[Collected data entries]
------------------------

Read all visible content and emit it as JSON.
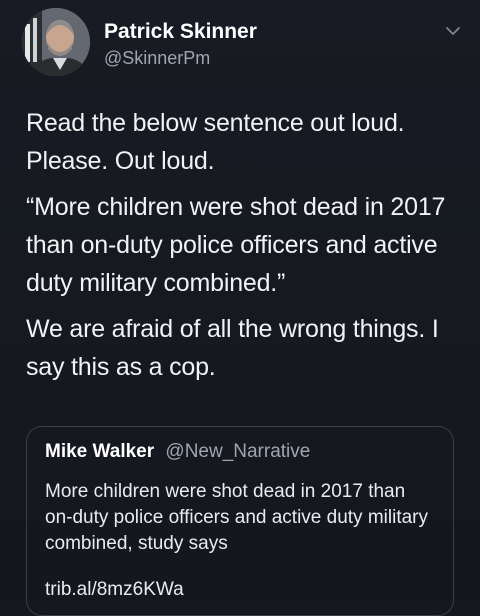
{
  "tweet": {
    "author": {
      "name": "Patrick Skinner",
      "handle": "@SkinnerPm"
    },
    "paragraphs": [
      "Read the below sentence out loud. Please. Out loud.",
      "“More children were shot dead in 2017 than on-duty police officers and active duty military combined.”",
      "We are afraid of all the wrong things. I say this as a cop."
    ],
    "menu_icon": "chevron-down-icon"
  },
  "quoted_tweet": {
    "author": {
      "name": "Mike Walker",
      "handle": "@New_Narrative"
    },
    "text": "More children were shot dead in 2017 than on-duty police officers and active duty military combined, study says",
    "link": "trib.al/8mz6KWa"
  },
  "colors": {
    "background": "#15181f",
    "primary_text": "#f1f2f4",
    "secondary_text": "#9fa6b0",
    "card_border": "#3a3f48"
  }
}
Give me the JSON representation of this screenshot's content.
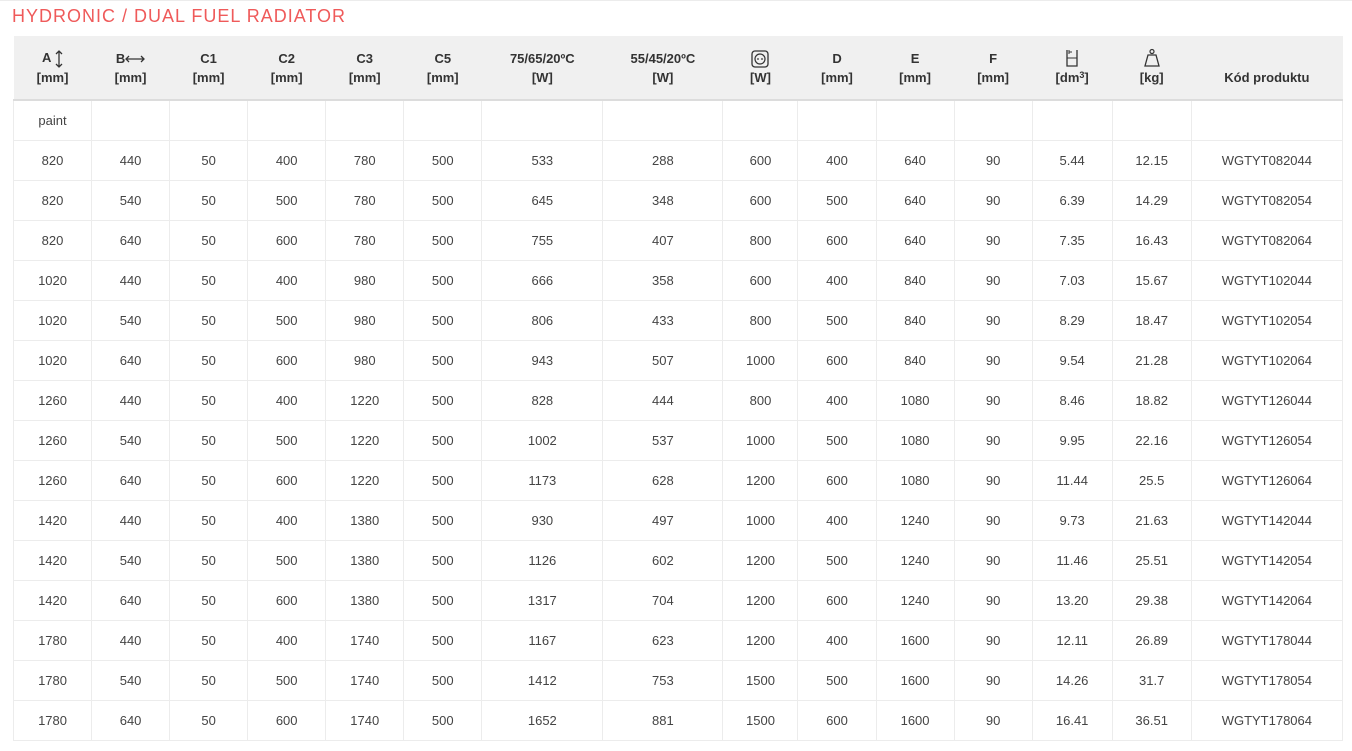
{
  "title": "HYDRONIC / DUAL FUEL RADIATOR",
  "accent_color": "#ef5a5a",
  "columns": [
    {
      "key": "a",
      "name": "A",
      "unit": "[mm]",
      "icon": "vertical-arrow-icon"
    },
    {
      "key": "b",
      "name": "B",
      "unit": "[mm]",
      "icon": "horizontal-arrow-icon"
    },
    {
      "key": "c1",
      "name": "C1",
      "unit": "[mm]"
    },
    {
      "key": "c2",
      "name": "C2",
      "unit": "[mm]"
    },
    {
      "key": "c3",
      "name": "C3",
      "unit": "[mm]"
    },
    {
      "key": "c5",
      "name": "C5",
      "unit": "[mm]"
    },
    {
      "key": "p75",
      "name": "75/65/20ºC",
      "unit": "[W]"
    },
    {
      "key": "p55",
      "name": "55/45/20ºC",
      "unit": "[W]"
    },
    {
      "key": "heater",
      "name": "",
      "unit": "[W]",
      "icon": "electric-socket-icon"
    },
    {
      "key": "d",
      "name": "D",
      "unit": "[mm]"
    },
    {
      "key": "e",
      "name": "E",
      "unit": "[mm]"
    },
    {
      "key": "f",
      "name": "F",
      "unit": "[mm]"
    },
    {
      "key": "vol",
      "name": "",
      "unit_prefix": "[dm",
      "unit_sup": "3",
      "unit_suffix": "]",
      "icon": "water-container-icon"
    },
    {
      "key": "weight",
      "name": "",
      "unit": "[kg]",
      "icon": "weight-icon"
    },
    {
      "key": "code",
      "name": "Kód produktu",
      "unit": ""
    }
  ],
  "finish_label": "paint",
  "rows": [
    [
      "820",
      "440",
      "50",
      "400",
      "780",
      "500",
      "533",
      "288",
      "600",
      "400",
      "640",
      "90",
      "5.44",
      "12.15",
      "WGTYT082044"
    ],
    [
      "820",
      "540",
      "50",
      "500",
      "780",
      "500",
      "645",
      "348",
      "600",
      "500",
      "640",
      "90",
      "6.39",
      "14.29",
      "WGTYT082054"
    ],
    [
      "820",
      "640",
      "50",
      "600",
      "780",
      "500",
      "755",
      "407",
      "800",
      "600",
      "640",
      "90",
      "7.35",
      "16.43",
      "WGTYT082064"
    ],
    [
      "1020",
      "440",
      "50",
      "400",
      "980",
      "500",
      "666",
      "358",
      "600",
      "400",
      "840",
      "90",
      "7.03",
      "15.67",
      "WGTYT102044"
    ],
    [
      "1020",
      "540",
      "50",
      "500",
      "980",
      "500",
      "806",
      "433",
      "800",
      "500",
      "840",
      "90",
      "8.29",
      "18.47",
      "WGTYT102054"
    ],
    [
      "1020",
      "640",
      "50",
      "600",
      "980",
      "500",
      "943",
      "507",
      "1000",
      "600",
      "840",
      "90",
      "9.54",
      "21.28",
      "WGTYT102064"
    ],
    [
      "1260",
      "440",
      "50",
      "400",
      "1220",
      "500",
      "828",
      "444",
      "800",
      "400",
      "1080",
      "90",
      "8.46",
      "18.82",
      "WGTYT126044"
    ],
    [
      "1260",
      "540",
      "50",
      "500",
      "1220",
      "500",
      "1002",
      "537",
      "1000",
      "500",
      "1080",
      "90",
      "9.95",
      "22.16",
      "WGTYT126054"
    ],
    [
      "1260",
      "640",
      "50",
      "600",
      "1220",
      "500",
      "1173",
      "628",
      "1200",
      "600",
      "1080",
      "90",
      "11.44",
      "25.5",
      "WGTYT126064"
    ],
    [
      "1420",
      "440",
      "50",
      "400",
      "1380",
      "500",
      "930",
      "497",
      "1000",
      "400",
      "1240",
      "90",
      "9.73",
      "21.63",
      "WGTYT142044"
    ],
    [
      "1420",
      "540",
      "50",
      "500",
      "1380",
      "500",
      "1126",
      "602",
      "1200",
      "500",
      "1240",
      "90",
      "11.46",
      "25.51",
      "WGTYT142054"
    ],
    [
      "1420",
      "640",
      "50",
      "600",
      "1380",
      "500",
      "1317",
      "704",
      "1200",
      "600",
      "1240",
      "90",
      "13.20",
      "29.38",
      "WGTYT142064"
    ],
    [
      "1780",
      "440",
      "50",
      "400",
      "1740",
      "500",
      "1167",
      "623",
      "1200",
      "400",
      "1600",
      "90",
      "12.11",
      "26.89",
      "WGTYT178044"
    ],
    [
      "1780",
      "540",
      "50",
      "500",
      "1740",
      "500",
      "1412",
      "753",
      "1500",
      "500",
      "1600",
      "90",
      "14.26",
      "31.7",
      "WGTYT178054"
    ],
    [
      "1780",
      "640",
      "50",
      "600",
      "1740",
      "500",
      "1652",
      "881",
      "1500",
      "600",
      "1600",
      "90",
      "16.41",
      "36.51",
      "WGTYT178064"
    ]
  ]
}
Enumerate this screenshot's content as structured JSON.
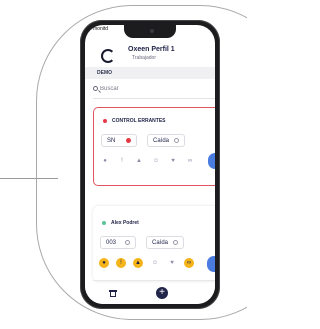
{
  "status_bar": {
    "time": "monitd"
  },
  "header": {
    "profile_name": "Oxeen Perfil 1",
    "profile_role": "Trabajador"
  },
  "org": {
    "label": "DEMO"
  },
  "search": {
    "placeholder": "Buscar"
  },
  "cards": [
    {
      "title": "CONTROL ERRANTES",
      "status": "alert",
      "code": "SN",
      "type": "Caída"
    },
    {
      "title": "Alex Podret",
      "status": "ok",
      "code": "003",
      "type": "Caída"
    }
  ],
  "card_icons": {
    "alert": [
      "person-fall-icon",
      "warning-icon",
      "fire-icon",
      "worker-icon",
      "heart-icon",
      "bluetooth-icon",
      "more-icon"
    ],
    "normal": [
      "person-fall-icon",
      "warning-icon",
      "fire-icon",
      "worker-icon",
      "heart-icon",
      "bluetooth-icon",
      "more-icon"
    ]
  },
  "bottom_nav": {
    "add_label": "+"
  },
  "colors": {
    "navy": "#1f2247",
    "alert_red": "#e53945",
    "ok_green": "#5cc69a",
    "accent_yellow": "#f4b41a",
    "accent_blue": "#4a7ce0"
  }
}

------------------------

What you will do |
Pictures don't belong in the copy. Transcribe every record exactly as it appears.

Result of this task |
Read all visible content and emit it as JSON.
{
  "tweet": {
    "author": {
      "name": "Patrick Skinner",
      "handle": "@SkinnerPm"
    },
    "paragraphs": [
      "Read the below sentence out loud. Please. Out loud.",
      "“More children were shot dead in 2017 than on-duty police officers and active duty military combined.”",
      "We are afraid of all the wrong things. I say this as a cop."
    ],
    "menu_icon": "chevron-down-icon"
  },
  "quoted_tweet": {
    "author": {
      "name": "Mike Walker",
      "handle": "@New_Narrative"
    },
    "text": "More children were shot dead in 2017 than on-duty police officers and active duty military combined, study says",
    "link": "trib.al/8mz6KWa"
  },
  "colors": {
    "background": "#15181f",
    "primary_text": "#f1f2f4",
    "secondary_text": "#9fa6b0",
    "card_border": "#3a3f48"
  }
}
Give me the JSON representation of this screenshot's content.
{
  "title": "HYDRONIC / DUAL FUEL RADIATOR",
  "accent_color": "#ef5a5a",
  "columns": [
    {
      "key": "a",
      "name": "A",
      "unit": "[mm]",
      "icon": "vertical-arrow-icon"
    },
    {
      "key": "b",
      "name": "B",
      "unit": "[mm]",
      "icon": "horizontal-arrow-icon"
    },
    {
      "key": "c1",
      "name": "C1",
      "unit": "[mm]"
    },
    {
      "key": "c2",
      "name": "C2",
      "unit": "[mm]"
    },
    {
      "key": "c3",
      "name": "C3",
      "unit": "[mm]"
    },
    {
      "key": "c5",
      "name": "C5",
      "unit": "[mm]"
    },
    {
      "key": "p75",
      "name": "75/65/20ºC",
      "unit": "[W]"
    },
    {
      "key": "p55",
      "name": "55/45/20ºC",
      "unit": "[W]"
    },
    {
      "key": "heater",
      "name": "",
      "unit": "[W]",
      "icon": "electric-socket-icon"
    },
    {
      "key": "d",
      "name": "D",
      "unit": "[mm]"
    },
    {
      "key": "e",
      "name": "E",
      "unit": "[mm]"
    },
    {
      "key": "f",
      "name": "F",
      "unit": "[mm]"
    },
    {
      "key": "vol",
      "name": "",
      "unit_prefix": "[dm",
      "unit_sup": "3",
      "unit_suffix": "]",
      "icon": "water-container-icon"
    },
    {
      "key": "weight",
      "name": "",
      "unit": "[kg]",
      "icon": "weight-icon"
    },
    {
      "key": "code",
      "name": "Kód produktu",
      "unit": ""
    }
  ],
  "finish_label": "paint",
  "rows": [
    [
      "820",
      "440",
      "50",
      "400",
      "780",
      "500",
      "533",
      "288",
      "600",
      "400",
      "640",
      "90",
      "5.44",
      "12.15",
      "WGTYT082044"
    ],
    [
      "820",
      "540",
      "50",
      "500",
      "780",
      "500",
      "645",
      "348",
      "600",
      "500",
      "640",
      "90",
      "6.39",
      "14.29",
      "WGTYT082054"
    ],
    [
      "820",
      "640",
      "50",
      "600",
      "780",
      "500",
      "755",
      "407",
      "800",
      "600",
      "640",
      "90",
      "7.35",
      "16.43",
      "WGTYT082064"
    ],
    [
      "1020",
      "440",
      "50",
      "400",
      "980",
      "500",
      "666",
      "358",
      "600",
      "400",
      "840",
      "90",
      "7.03",
      "15.67",
      "WGTYT102044"
    ],
    [
      "1020",
      "540",
      "50",
      "500",
      "980",
      "500",
      "806",
      "433",
      "800",
      "500",
      "840",
      "90",
      "8.29",
      "18.47",
      "WGTYT102054"
    ],
    [
      "1020",
      "640",
      "50",
      "600",
      "980",
      "500",
      "943",
      "507",
      "1000",
      "600",
      "840",
      "90",
      "9.54",
      "21.28",
      "WGTYT102064"
    ],
    [
      "1260",
      "440",
      "50",
      "400",
      "1220",
      "500",
      "828",
      "444",
      "800",
      "400",
      "1080",
      "90",
      "8.46",
      "18.82",
      "WGTYT126044"
    ],
    [
      "1260",
      "540",
      "50",
      "500",
      "1220",
      "500",
      "1002",
      "537",
      "1000",
      "500",
      "1080",
      "90",
      "9.95",
      "22.16",
      "WGTYT126054"
    ],
    [
      "1260",
      "640",
      "50",
      "600",
      "1220",
      "500",
      "1173",
      "628",
      "1200",
      "600",
      "1080",
      "90",
      "11.44",
      "25.5",
      "WGTYT126064"
    ],
    [
      "1420",
      "440",
      "50",
      "400",
      "1380",
      "500",
      "930",
      "497",
      "1000",
      "400",
      "1240",
      "90",
      "9.73",
      "21.63",
      "WGTYT142044"
    ],
    [
      "1420",
      "540",
      "50",
      "500",
      "1380",
      "500",
      "1126",
      "602",
      "1200",
      "500",
      "1240",
      "90",
      "11.46",
      "25.51",
      "WGTYT142054"
    ],
    [
      "1420",
      "640",
      "50",
      "600",
      "1380",
      "500",
      "1317",
      "704",
      "1200",
      "600",
      "1240",
      "90",
      "13.20",
      "29.38",
      "WGTYT142064"
    ],
    [
      "1780",
      "440",
      "50",
      "400",
      "1740",
      "500",
      "1167",
      "623",
      "1200",
      "400",
      "1600",
      "90",
      "12.11",
      "26.89",
      "WGTYT178044"
    ],
    [
      "1780",
      "540",
      "50",
      "500",
      "1740",
      "500",
      "1412",
      "753",
      "1500",
      "500",
      "1600",
      "90",
      "14.26",
      "31.7",
      "WGTYT178054"
    ],
    [
      "1780",
      "640",
      "50",
      "600",
      "1740",
      "500",
      "1652",
      "881",
      "1500",
      "600",
      "1600",
      "90",
      "16.41",
      "36.51",
      "WGTYT178064"
    ]
  ]
}
Enumerate this screenshot's content as structured JSON.
{
  "status_bar": {
    "time": "monitd"
  },
  "header": {
    "profile_name": "Oxeen Perfil 1",
    "profile_role": "Trabajador"
  },
  "org": {
    "label": "DEMO"
  },
  "search": {
    "placeholder": "Buscar"
  },
  "cards": [
    {
      "title": "CONTROL ERRANTES",
      "status": "alert",
      "code": "SN",
      "type": "Caída"
    },
    {
      "title": "Alex Podret",
      "status": "ok",
      "code": "003",
      "type": "Caída"
    }
  ],
  "card_icons": {
    "alert": [
      "person-fall-icon",
      "warning-icon",
      "fire-icon",
      "worker-icon",
      "heart-icon",
      "bluetooth-icon",
      "more-icon"
    ],
    "normal": [
      "person-fall-icon",
      "warning-icon",
      "fire-icon",
      "worker-icon",
      "heart-icon",
      "bluetooth-icon",
      "more-icon"
    ]
  },
  "bottom_nav": {
    "add_label": "+"
  },
  "colors": {
    "navy": "#1f2247",
    "alert_red": "#e53945",
    "ok_green": "#5cc69a",
    "accent_yellow": "#f4b41a",
    "accent_blue": "#4a7ce0"
  }
}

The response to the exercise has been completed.